═══ DATA SHOWN ═══
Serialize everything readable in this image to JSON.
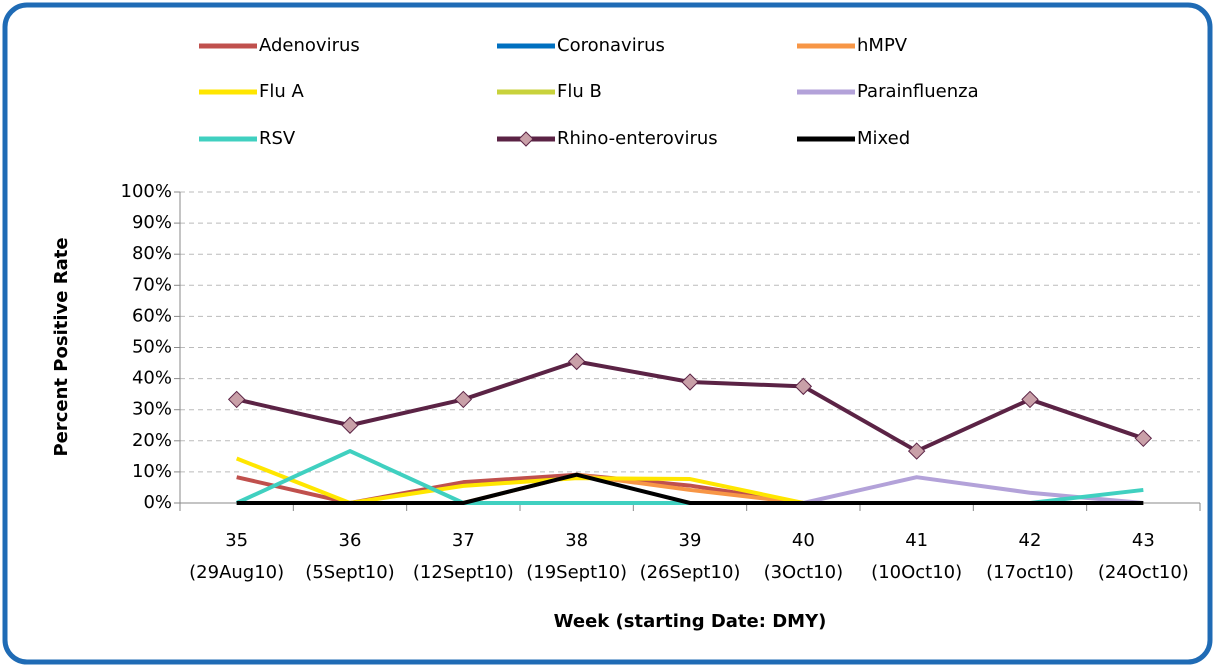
{
  "chart_data": {
    "type": "line",
    "y_axis_label": "Percent Positive Rate",
    "x_axis_label": "Week (starting Date: DMY)",
    "categories": [
      [
        "35",
        "(29Aug10)"
      ],
      [
        "36",
        "(5Sept10)"
      ],
      [
        "37",
        "(12Sept10)"
      ],
      [
        "38",
        "(19Sept10)"
      ],
      [
        "39",
        "(26Sept10)"
      ],
      [
        "40",
        "(3Oct10)"
      ],
      [
        "41",
        "(10Oct10)"
      ],
      [
        "42",
        "(17oct10)"
      ],
      [
        "43",
        "(24Oct10)"
      ]
    ],
    "ylim": [
      0,
      100
    ],
    "yticks": [
      {
        "value": 0,
        "label": "0%"
      },
      {
        "value": 10,
        "label": "10%"
      },
      {
        "value": 20,
        "label": "20%"
      },
      {
        "value": 30,
        "label": "30%"
      },
      {
        "value": 40,
        "label": "40%"
      },
      {
        "value": 50,
        "label": "50%"
      },
      {
        "value": 60,
        "label": "60%"
      },
      {
        "value": 70,
        "label": "70%"
      },
      {
        "value": 80,
        "label": "80%"
      },
      {
        "value": 90,
        "label": "90%"
      },
      {
        "value": 100,
        "label": "100%"
      }
    ],
    "grid": true,
    "legend": "top",
    "series": [
      {
        "name": "Adenovirus",
        "color": "#c0504d",
        "values": [
          8.3,
          0,
          6.7,
          9.1,
          5.6,
          0,
          0,
          0,
          0
        ]
      },
      {
        "name": "Coronavirus",
        "color": "#0070c0",
        "values": [
          0,
          0,
          0,
          0,
          0,
          0,
          0,
          0,
          0
        ]
      },
      {
        "name": "hMPV",
        "color": "#f79646",
        "values": [
          0,
          0,
          0,
          9.1,
          4.2,
          0,
          0,
          0,
          0
        ]
      },
      {
        "name": "Flu A",
        "color": "#ffe600",
        "values": [
          14.3,
          0,
          5.5,
          8,
          7.7,
          0,
          0,
          0,
          0
        ]
      },
      {
        "name": "Flu B",
        "color": "#c8d23c",
        "values": [
          0,
          0,
          0,
          0,
          0,
          0,
          0,
          0,
          0
        ]
      },
      {
        "name": "Parainfluenza",
        "color": "#b3a2d9",
        "values": [
          0,
          0,
          0,
          0,
          0,
          0,
          8.3,
          3.3,
          0
        ]
      },
      {
        "name": "RSV",
        "color": "#40d0c0",
        "values": [
          0,
          16.7,
          0,
          0,
          0,
          0,
          0,
          0,
          4.2
        ]
      },
      {
        "name": "Rhino-enterovirus",
        "color": "#5b2345",
        "marker": "diamond",
        "marker_color": "#c9a0a8",
        "values": [
          33.3,
          25,
          33.3,
          45.5,
          38.9,
          37.5,
          16.7,
          33.3,
          20.8
        ]
      },
      {
        "name": "Mixed",
        "color": "#000000",
        "values": [
          0,
          0,
          0,
          9.1,
          0,
          0,
          0,
          0,
          0
        ]
      }
    ]
  }
}
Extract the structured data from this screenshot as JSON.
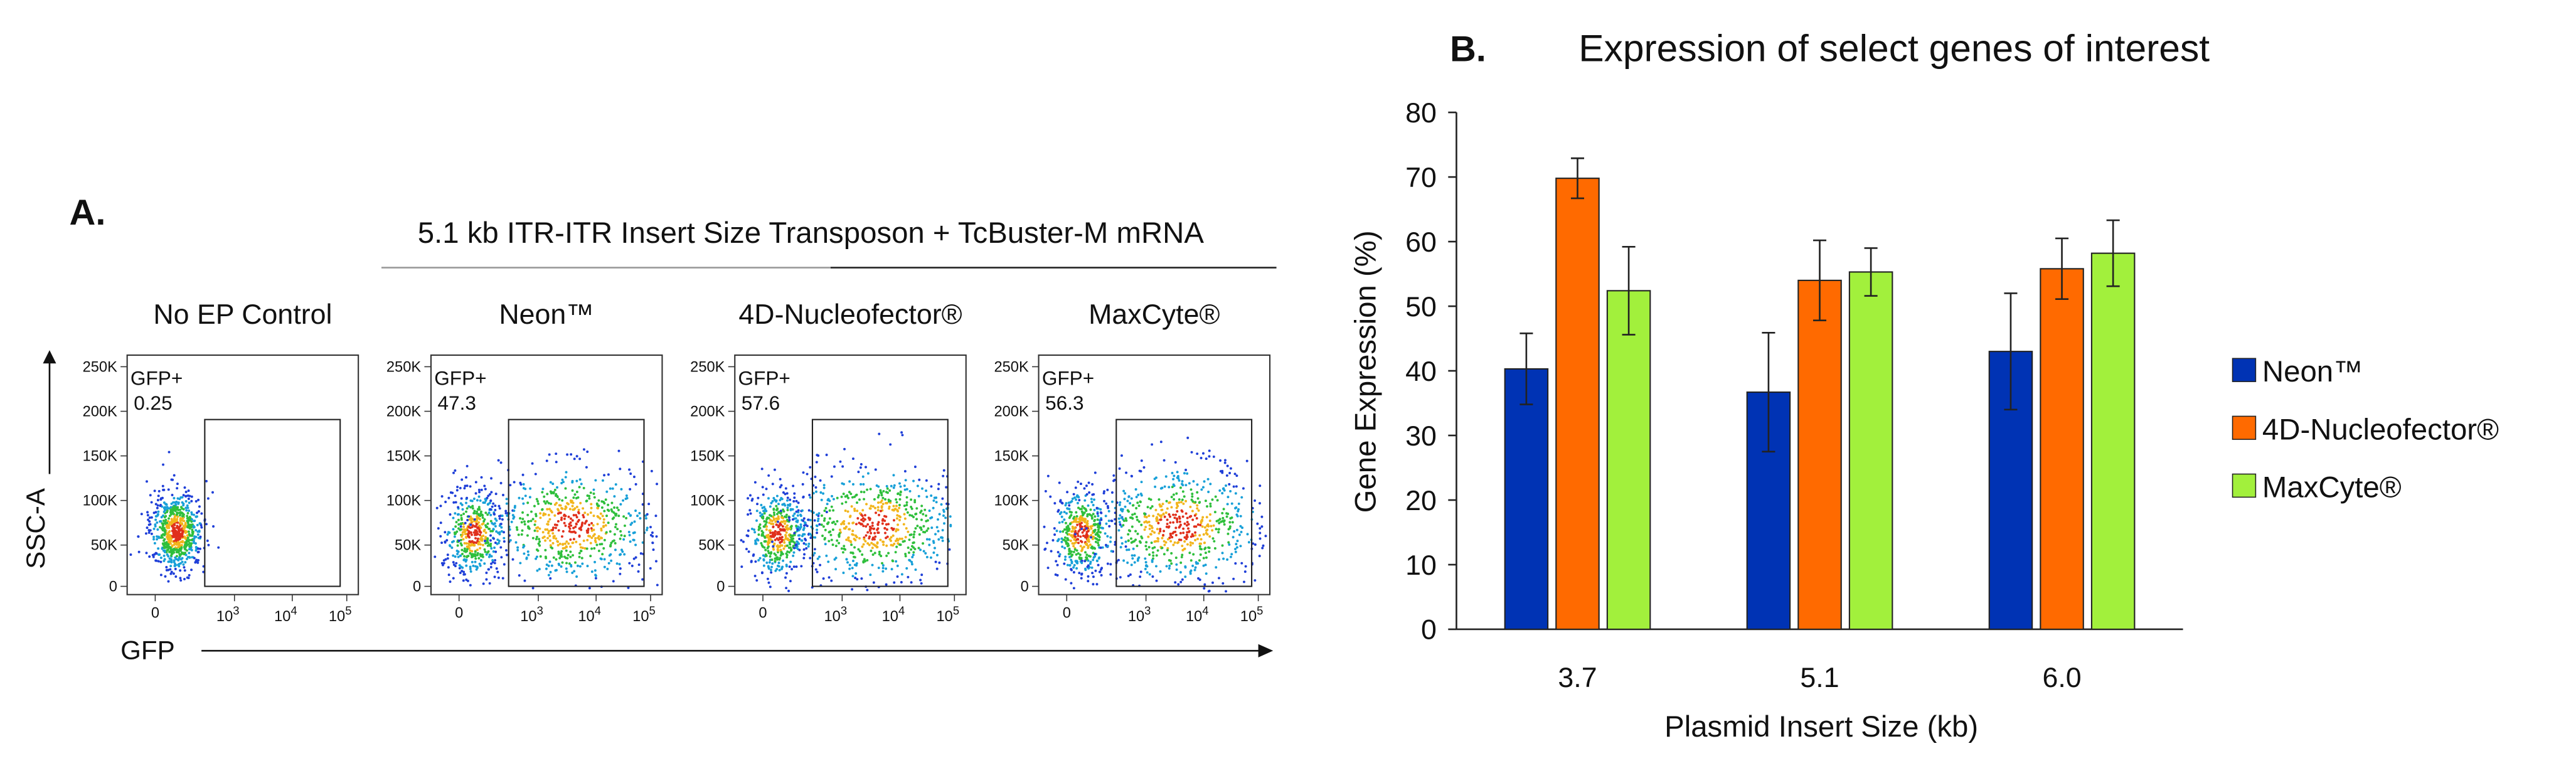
═══
WHAT IS REQUIRED: Set every line of the records down again exactly, and exclude all pictures.

ANSWER BOX:
Serialize everything readable in this image to JSON.
{
  "chart_data": {
    "type": "line",
    "y_axis_label": "Percent Positive Rate",
    "x_axis_label": "Week (starting Date: DMY)",
    "categories": [
      [
        "35",
        "(29Aug10)"
      ],
      [
        "36",
        "(5Sept10)"
      ],
      [
        "37",
        "(12Sept10)"
      ],
      [
        "38",
        "(19Sept10)"
      ],
      [
        "39",
        "(26Sept10)"
      ],
      [
        "40",
        "(3Oct10)"
      ],
      [
        "41",
        "(10Oct10)"
      ],
      [
        "42",
        "(17oct10)"
      ],
      [
        "43",
        "(24Oct10)"
      ]
    ],
    "ylim": [
      0,
      100
    ],
    "yticks": [
      {
        "value": 0,
        "label": "0%"
      },
      {
        "value": 10,
        "label": "10%"
      },
      {
        "value": 20,
        "label": "20%"
      },
      {
        "value": 30,
        "label": "30%"
      },
      {
        "value": 40,
        "label": "40%"
      },
      {
        "value": 50,
        "label": "50%"
      },
      {
        "value": 60,
        "label": "60%"
      },
      {
        "value": 70,
        "label": "70%"
      },
      {
        "value": 80,
        "label": "80%"
      },
      {
        "value": 90,
        "label": "90%"
      },
      {
        "value": 100,
        "label": "100%"
      }
    ],
    "grid": true,
    "legend": "top",
    "series": [
      {
        "name": "Adenovirus",
        "color": "#c0504d",
        "values": [
          8.3,
          0,
          6.7,
          9.1,
          5.6,
          0,
          0,
          0,
          0
        ]
      },
      {
        "name": "Coronavirus",
        "color": "#0070c0",
        "values": [
          0,
          0,
          0,
          0,
          0,
          0,
          0,
          0,
          0
        ]
      },
      {
        "name": "hMPV",
        "color": "#f79646",
        "values": [
          0,
          0,
          0,
          9.1,
          4.2,
          0,
          0,
          0,
          0
        ]
      },
      {
        "name": "Flu A",
        "color": "#ffe600",
        "values": [
          14.3,
          0,
          5.5,
          8,
          7.7,
          0,
          0,
          0,
          0
        ]
      },
      {
        "name": "Flu B",
        "color": "#c8d23c",
        "values": [
          0,
          0,
          0,
          0,
          0,
          0,
          0,
          0,
          0
        ]
      },
      {
        "name": "Parainfluenza",
        "color": "#b3a2d9",
        "values": [
          0,
          0,
          0,
          0,
          0,
          0,
          8.3,
          3.3,
          0
        ]
      },
      {
        "name": "RSV",
        "color": "#40d0c0",
        "values": [
          0,
          16.7,
          0,
          0,
          0,
          0,
          0,
          0,
          4.2
        ]
      },
      {
        "name": "Rhino-enterovirus",
        "color": "#5b2345",
        "marker": "diamond",
        "marker_color": "#c9a0a8",
        "values": [
          33.3,
          25,
          33.3,
          45.5,
          38.9,
          37.5,
          16.7,
          33.3,
          20.8
        ]
      },
      {
        "name": "Mixed",
        "color": "#000000",
        "values": [
          0,
          0,
          0,
          9.1,
          0,
          0,
          0,
          0,
          0
        ]
      }
    ]
  }
}
Extract the structured data from this screenshot as JSON.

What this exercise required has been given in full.